Aim
Reproduce the entire listing word for word.

Data

★ ★ ★ ★ ★

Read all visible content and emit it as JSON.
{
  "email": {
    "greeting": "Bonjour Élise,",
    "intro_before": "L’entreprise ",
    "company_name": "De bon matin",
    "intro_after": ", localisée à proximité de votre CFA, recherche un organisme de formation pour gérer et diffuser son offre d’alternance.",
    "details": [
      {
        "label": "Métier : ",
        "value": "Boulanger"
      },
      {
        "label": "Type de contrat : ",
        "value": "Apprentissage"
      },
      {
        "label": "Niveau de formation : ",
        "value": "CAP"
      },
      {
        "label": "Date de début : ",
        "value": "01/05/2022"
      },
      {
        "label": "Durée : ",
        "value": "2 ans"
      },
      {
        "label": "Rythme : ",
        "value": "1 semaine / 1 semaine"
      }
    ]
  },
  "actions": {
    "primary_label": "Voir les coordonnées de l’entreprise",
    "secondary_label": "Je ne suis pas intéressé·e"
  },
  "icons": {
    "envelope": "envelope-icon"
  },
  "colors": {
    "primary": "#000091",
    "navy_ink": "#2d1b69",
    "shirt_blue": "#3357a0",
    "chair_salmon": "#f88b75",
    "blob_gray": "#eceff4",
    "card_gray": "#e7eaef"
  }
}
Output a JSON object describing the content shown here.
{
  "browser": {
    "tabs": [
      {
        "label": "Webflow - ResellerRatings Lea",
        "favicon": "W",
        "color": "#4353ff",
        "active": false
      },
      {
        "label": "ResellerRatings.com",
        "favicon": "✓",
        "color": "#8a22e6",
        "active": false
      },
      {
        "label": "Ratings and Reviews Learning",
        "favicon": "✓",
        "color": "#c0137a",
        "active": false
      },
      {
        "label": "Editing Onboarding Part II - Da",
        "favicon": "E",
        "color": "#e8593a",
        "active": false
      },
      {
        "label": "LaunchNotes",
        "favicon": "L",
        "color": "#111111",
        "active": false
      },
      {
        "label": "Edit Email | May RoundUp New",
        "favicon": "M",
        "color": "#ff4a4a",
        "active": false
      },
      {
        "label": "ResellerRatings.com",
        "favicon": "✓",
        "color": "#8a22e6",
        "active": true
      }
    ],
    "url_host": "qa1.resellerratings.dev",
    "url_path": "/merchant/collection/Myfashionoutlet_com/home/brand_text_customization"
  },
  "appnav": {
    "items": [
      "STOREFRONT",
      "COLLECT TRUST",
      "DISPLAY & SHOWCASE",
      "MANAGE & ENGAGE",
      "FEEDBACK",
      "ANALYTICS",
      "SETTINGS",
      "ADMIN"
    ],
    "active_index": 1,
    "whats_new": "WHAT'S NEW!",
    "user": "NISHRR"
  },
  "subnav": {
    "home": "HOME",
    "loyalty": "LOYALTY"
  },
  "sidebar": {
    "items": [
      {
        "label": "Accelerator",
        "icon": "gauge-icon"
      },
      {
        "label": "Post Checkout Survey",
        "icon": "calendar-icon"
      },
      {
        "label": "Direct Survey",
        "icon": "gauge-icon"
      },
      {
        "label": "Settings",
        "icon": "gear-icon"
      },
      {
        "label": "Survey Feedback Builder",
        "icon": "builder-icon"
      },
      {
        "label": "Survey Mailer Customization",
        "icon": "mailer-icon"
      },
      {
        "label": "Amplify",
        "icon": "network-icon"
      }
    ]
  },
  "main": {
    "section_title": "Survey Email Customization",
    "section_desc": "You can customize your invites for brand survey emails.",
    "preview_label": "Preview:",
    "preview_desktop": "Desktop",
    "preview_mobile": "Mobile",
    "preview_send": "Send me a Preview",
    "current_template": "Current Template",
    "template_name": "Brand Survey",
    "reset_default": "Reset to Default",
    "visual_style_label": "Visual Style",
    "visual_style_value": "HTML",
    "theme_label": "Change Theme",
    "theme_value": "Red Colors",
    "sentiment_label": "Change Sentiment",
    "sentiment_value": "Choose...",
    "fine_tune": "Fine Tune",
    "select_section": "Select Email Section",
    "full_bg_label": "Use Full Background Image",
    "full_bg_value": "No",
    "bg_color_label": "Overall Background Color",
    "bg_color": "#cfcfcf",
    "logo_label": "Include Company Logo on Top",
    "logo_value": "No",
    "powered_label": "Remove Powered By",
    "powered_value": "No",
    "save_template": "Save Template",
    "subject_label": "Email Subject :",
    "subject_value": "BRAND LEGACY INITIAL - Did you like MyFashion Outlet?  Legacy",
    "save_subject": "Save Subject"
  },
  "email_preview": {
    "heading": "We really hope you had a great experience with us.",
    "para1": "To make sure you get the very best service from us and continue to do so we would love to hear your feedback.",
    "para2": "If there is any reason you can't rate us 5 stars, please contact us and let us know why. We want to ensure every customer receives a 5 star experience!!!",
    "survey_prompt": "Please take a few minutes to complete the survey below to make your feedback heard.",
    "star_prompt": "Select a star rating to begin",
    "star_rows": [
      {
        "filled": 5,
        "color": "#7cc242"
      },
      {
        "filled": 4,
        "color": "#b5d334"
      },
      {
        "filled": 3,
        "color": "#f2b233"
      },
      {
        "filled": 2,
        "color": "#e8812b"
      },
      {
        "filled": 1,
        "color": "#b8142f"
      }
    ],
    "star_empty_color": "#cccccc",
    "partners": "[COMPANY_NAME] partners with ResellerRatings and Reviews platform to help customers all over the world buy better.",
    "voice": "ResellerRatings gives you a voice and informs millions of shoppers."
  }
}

★ ★ ★ ★ ★

Result for this task
Read all visible content and emit it as JSON.
{
  "email": {
    "greeting": "Bonjour Élise,",
    "intro_before": "L’entreprise ",
    "company_name": "De bon matin",
    "intro_after": ", localisée à proximité de votre CFA, recherche un organisme de formation pour gérer et diffuser son offre d’alternance.",
    "details": [
      {
        "label": "Métier : ",
        "value": "Boulanger"
      },
      {
        "label": "Type de contrat : ",
        "value": "Apprentissage"
      },
      {
        "label": "Niveau de formation : ",
        "value": "CAP"
      },
      {
        "label": "Date de début : ",
        "value": "01/05/2022"
      },
      {
        "label": "Durée : ",
        "value": "2 ans"
      },
      {
        "label": "Rythme : ",
        "value": "1 semaine / 1 semaine"
      }
    ]
  },
  "actions": {
    "primary_label": "Voir les coordonnées de l’entreprise",
    "secondary_label": "Je ne suis pas intéressé·e"
  },
  "icons": {
    "envelope": "envelope-icon"
  },
  "colors": {
    "primary": "#000091",
    "navy_ink": "#2d1b69",
    "shirt_blue": "#3357a0",
    "chair_salmon": "#f88b75",
    "blob_gray": "#eceff4",
    "card_gray": "#e7eaef"
  }
}
Output a JSON object describing the content shown here.
{
  "browser": {
    "tabs": [
      {
        "label": "Webflow - ResellerRatings Lea",
        "favicon": "W",
        "color": "#4353ff",
        "active": false
      },
      {
        "label": "ResellerRatings.com",
        "favicon": "✓",
        "color": "#8a22e6",
        "active": false
      },
      {
        "label": "Ratings and Reviews Learning",
        "favicon": "✓",
        "color": "#c0137a",
        "active": false
      },
      {
        "label": "Editing Onboarding Part II - Da",
        "favicon": "E",
        "color": "#e8593a",
        "active": false
      },
      {
        "label": "LaunchNotes",
        "favicon": "L",
        "color": "#111111",
        "active": false
      },
      {
        "label": "Edit Email | May RoundUp New",
        "favicon": "M",
        "color": "#ff4a4a",
        "active": false
      },
      {
        "label": "ResellerRatings.com",
        "favicon": "✓",
        "color": "#8a22e6",
        "active": true
      }
    ],
    "url_host": "qa1.resellerratings.dev",
    "url_path": "/merchant/collection/Myfashionoutlet_com/home/brand_text_customization"
  },
  "appnav": {
    "items": [
      "STOREFRONT",
      "COLLECT TRUST",
      "DISPLAY & SHOWCASE",
      "MANAGE & ENGAGE",
      "FEEDBACK",
      "ANALYTICS",
      "SETTINGS",
      "ADMIN"
    ],
    "active_index": 1,
    "whats_new": "WHAT'S NEW!",
    "user": "NISHRR"
  },
  "subnav": {
    "home": "HOME",
    "loyalty": "LOYALTY"
  },
  "sidebar": {
    "items": [
      {
        "label": "Accelerator",
        "icon": "gauge-icon"
      },
      {
        "label": "Post Checkout Survey",
        "icon": "calendar-icon"
      },
      {
        "label": "Direct Survey",
        "icon": "gauge-icon"
      },
      {
        "label": "Settings",
        "icon": "gear-icon"
      },
      {
        "label": "Survey Feedback Builder",
        "icon": "builder-icon"
      },
      {
        "label": "Survey Mailer Customization",
        "icon": "mailer-icon"
      },
      {
        "label": "Amplify",
        "icon": "network-icon"
      }
    ]
  },
  "main": {
    "section_title": "Survey Email Customization",
    "section_desc": "You can customize your invites for brand survey emails.",
    "preview_label": "Preview:",
    "preview_desktop": "Desktop",
    "preview_mobile": "Mobile",
    "preview_send": "Send me a Preview",
    "current_template": "Current Template",
    "template_name": "Brand Survey",
    "reset_default": "Reset to Default",
    "visual_style_label": "Visual Style",
    "visual_style_value": "HTML",
    "theme_label": "Change Theme",
    "theme_value": "Red Colors",
    "sentiment_label": "Change Sentiment",
    "sentiment_value": "Choose...",
    "fine_tune": "Fine Tune",
    "select_section": "Select Email Section",
    "full_bg_label": "Use Full Background Image",
    "full_bg_value": "No",
    "bg_color_label": "Overall Background Color",
    "bg_color": "#cfcfcf",
    "logo_label": "Include Company Logo on Top",
    "logo_value": "No",
    "powered_label": "Remove Powered By",
    "powered_value": "No",
    "save_template": "Save Template",
    "subject_label": "Email Subject :",
    "subject_value": "BRAND LEGACY INITIAL - Did you like MyFashion Outlet?  Legacy",
    "save_subject": "Save Subject"
  },
  "email_preview": {
    "heading": "We really hope you had a great experience with us.",
    "para1": "To make sure you get the very best service from us and continue to do so we would love to hear your feedback.",
    "para2": "If there is any reason you can't rate us 5 stars, please contact us and let us know why. We want to ensure every customer receives a 5 star experience!!!",
    "survey_prompt": "Please take a few minutes to complete the survey below to make your feedback heard.",
    "star_prompt": "Select a star rating to begin",
    "star_rows": [
      {
        "filled": 5,
        "color": "#7cc242"
      },
      {
        "filled": 4,
        "color": "#b5d334"
      },
      {
        "filled": 3,
        "color": "#f2b233"
      },
      {
        "filled": 2,
        "color": "#e8812b"
      },
      {
        "filled": 1,
        "color": "#b8142f"
      }
    ],
    "star_empty_color": "#cccccc",
    "partners": "[COMPANY_NAME] partners with ResellerRatings and Reviews platform to help customers all over the world buy better.",
    "voice": "ResellerRatings gives you a voice and informs millions of shoppers."
  }
}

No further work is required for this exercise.